## TASK INPUTS
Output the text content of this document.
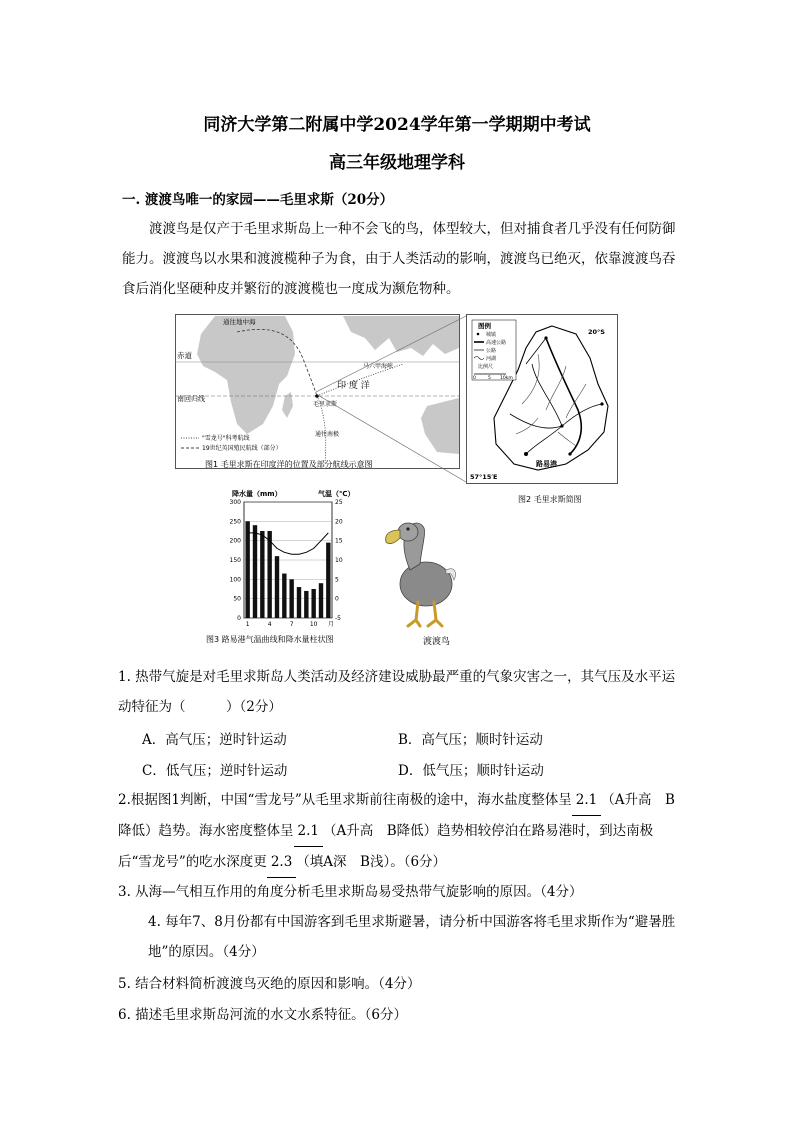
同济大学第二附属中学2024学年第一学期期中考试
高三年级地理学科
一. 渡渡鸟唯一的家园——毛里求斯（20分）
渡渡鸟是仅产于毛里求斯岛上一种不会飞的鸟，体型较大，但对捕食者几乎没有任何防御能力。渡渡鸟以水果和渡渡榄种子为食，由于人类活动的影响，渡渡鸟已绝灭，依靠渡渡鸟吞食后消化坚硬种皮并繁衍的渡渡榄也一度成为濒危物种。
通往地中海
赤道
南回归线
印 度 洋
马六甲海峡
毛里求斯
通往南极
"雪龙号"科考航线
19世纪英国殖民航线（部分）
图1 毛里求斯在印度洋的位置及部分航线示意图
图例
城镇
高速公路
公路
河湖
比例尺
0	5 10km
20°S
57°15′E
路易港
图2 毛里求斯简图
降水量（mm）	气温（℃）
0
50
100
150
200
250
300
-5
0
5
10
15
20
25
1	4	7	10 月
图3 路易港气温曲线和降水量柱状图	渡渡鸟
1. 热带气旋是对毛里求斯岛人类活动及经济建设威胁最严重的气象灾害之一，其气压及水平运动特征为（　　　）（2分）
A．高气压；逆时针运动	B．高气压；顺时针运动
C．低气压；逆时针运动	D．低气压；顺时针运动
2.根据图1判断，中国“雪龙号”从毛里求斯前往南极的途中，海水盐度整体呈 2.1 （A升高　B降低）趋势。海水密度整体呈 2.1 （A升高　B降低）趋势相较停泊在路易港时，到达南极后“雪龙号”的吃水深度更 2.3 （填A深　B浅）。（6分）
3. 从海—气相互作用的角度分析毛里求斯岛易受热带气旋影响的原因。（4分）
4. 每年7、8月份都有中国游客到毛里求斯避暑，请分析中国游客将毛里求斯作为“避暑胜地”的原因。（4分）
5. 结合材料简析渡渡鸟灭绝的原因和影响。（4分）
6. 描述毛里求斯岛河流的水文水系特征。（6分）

---

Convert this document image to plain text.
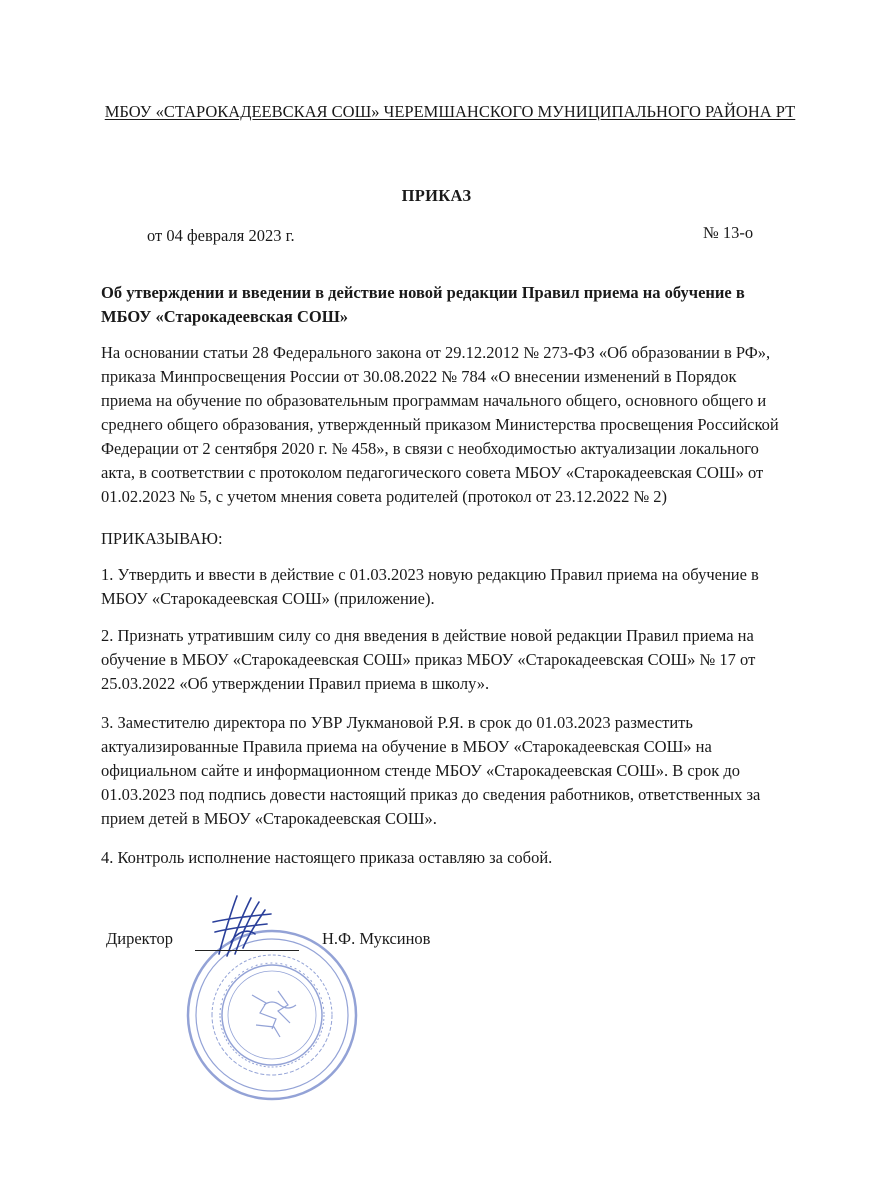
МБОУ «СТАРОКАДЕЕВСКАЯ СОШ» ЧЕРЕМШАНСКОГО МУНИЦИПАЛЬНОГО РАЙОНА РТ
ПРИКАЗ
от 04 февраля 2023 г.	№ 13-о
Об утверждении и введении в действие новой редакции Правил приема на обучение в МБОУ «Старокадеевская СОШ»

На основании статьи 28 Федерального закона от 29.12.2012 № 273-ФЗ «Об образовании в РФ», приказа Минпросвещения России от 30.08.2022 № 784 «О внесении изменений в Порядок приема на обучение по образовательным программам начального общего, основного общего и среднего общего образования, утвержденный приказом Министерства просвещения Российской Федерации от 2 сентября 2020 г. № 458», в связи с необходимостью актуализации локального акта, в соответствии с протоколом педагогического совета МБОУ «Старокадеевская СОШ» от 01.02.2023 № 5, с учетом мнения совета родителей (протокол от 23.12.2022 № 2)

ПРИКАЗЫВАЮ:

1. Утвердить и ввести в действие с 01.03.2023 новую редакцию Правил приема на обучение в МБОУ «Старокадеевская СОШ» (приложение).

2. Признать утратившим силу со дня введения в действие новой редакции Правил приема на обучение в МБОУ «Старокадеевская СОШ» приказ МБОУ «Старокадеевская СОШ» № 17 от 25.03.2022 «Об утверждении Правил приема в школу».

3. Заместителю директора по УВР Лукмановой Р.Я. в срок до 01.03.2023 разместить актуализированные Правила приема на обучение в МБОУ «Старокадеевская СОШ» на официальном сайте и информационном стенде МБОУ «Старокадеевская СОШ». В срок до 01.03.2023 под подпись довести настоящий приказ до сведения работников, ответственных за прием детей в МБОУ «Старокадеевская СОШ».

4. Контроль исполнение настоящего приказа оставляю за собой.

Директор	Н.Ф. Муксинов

## WRITTEN TASK
Identify which lines contain the word "редакции" and copy each one.

## TASK RESPONSE
Об утверждении и введении в действие новой редакции Правил приема на обучение в МБОУ «Старокадеевская СОШ»
2. Признать утратившим силу со дня введения в действие новой редакции Правил приема на обучение в МБОУ «Старокадеевская СОШ» приказ МБОУ «Старокадеевская СОШ» № 17 от 25.03.2022 «Об утверждении Правил приема в школу».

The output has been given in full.